● Task brief: Gather all lines in the entries below that include the word "content".
## Start Data shown
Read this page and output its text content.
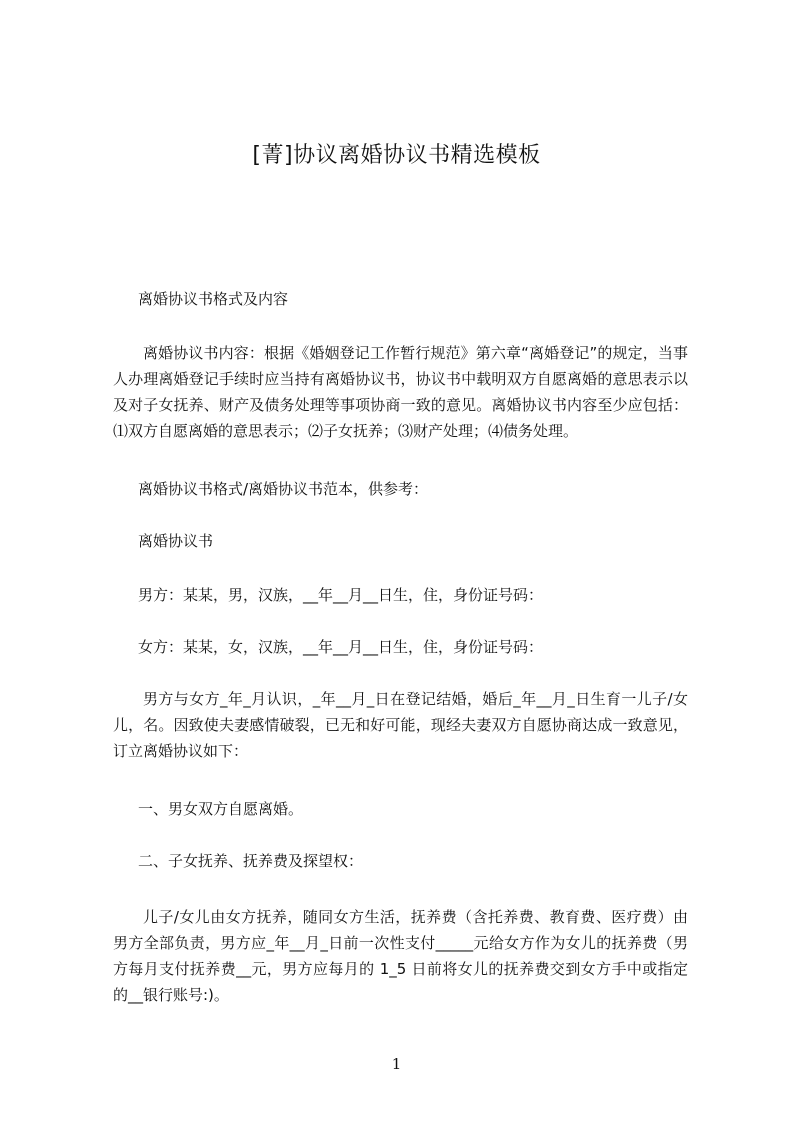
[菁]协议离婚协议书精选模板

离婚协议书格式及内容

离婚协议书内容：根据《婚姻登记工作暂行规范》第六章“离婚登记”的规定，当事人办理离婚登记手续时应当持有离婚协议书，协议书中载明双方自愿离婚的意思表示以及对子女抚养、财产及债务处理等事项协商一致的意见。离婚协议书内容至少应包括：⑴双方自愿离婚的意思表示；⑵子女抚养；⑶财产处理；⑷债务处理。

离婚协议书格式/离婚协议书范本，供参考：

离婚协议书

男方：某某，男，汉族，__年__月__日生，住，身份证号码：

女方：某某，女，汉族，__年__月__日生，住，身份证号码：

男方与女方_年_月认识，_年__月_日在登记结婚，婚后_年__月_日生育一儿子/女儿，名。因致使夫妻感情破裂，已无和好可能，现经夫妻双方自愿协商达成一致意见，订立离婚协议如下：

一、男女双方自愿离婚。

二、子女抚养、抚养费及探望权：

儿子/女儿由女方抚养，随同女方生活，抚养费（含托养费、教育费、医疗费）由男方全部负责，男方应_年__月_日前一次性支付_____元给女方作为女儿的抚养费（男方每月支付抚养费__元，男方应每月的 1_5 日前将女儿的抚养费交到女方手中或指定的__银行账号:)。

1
## End Data shown
## Start Data shown
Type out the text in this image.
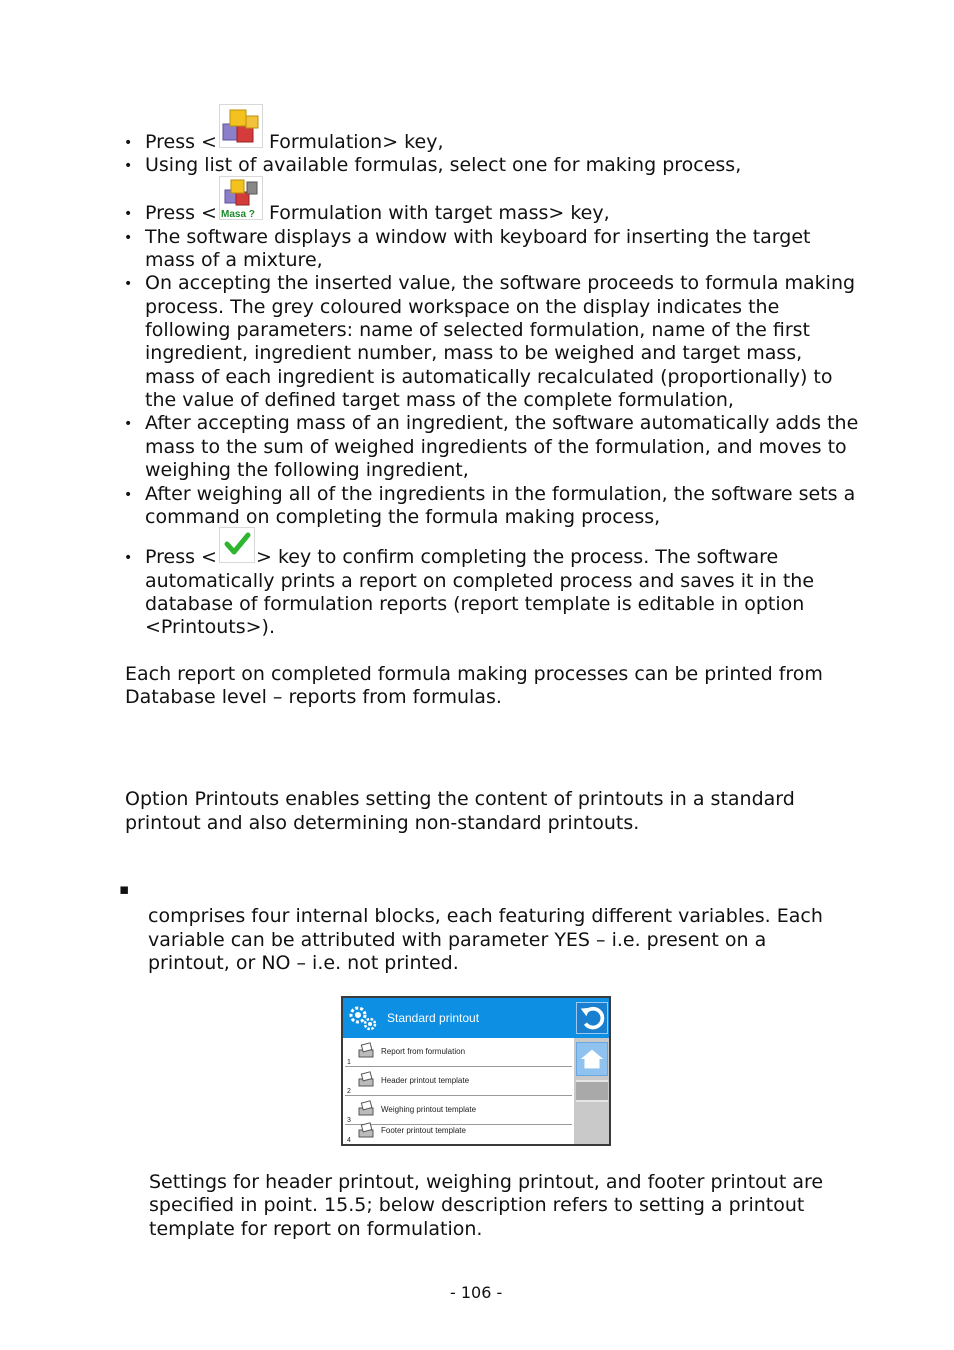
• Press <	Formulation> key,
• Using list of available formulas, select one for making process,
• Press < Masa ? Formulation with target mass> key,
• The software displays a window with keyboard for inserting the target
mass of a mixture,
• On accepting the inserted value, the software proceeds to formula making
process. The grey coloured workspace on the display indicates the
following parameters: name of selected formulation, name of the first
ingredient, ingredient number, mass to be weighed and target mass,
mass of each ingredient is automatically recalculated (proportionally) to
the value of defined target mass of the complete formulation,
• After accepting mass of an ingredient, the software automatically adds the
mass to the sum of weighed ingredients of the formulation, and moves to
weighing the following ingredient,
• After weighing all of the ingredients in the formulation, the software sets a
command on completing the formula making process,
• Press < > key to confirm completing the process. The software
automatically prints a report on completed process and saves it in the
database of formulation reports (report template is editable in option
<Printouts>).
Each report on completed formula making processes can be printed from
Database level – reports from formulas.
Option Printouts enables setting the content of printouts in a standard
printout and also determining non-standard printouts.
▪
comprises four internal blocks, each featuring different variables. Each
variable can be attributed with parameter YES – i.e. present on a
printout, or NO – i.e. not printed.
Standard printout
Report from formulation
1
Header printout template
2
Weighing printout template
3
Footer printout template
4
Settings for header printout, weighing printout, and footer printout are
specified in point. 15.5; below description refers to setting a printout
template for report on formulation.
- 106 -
## End Data shown
● Exercise response:
Read this page and output its text content.
Option Printouts enables setting the content of printouts in a standard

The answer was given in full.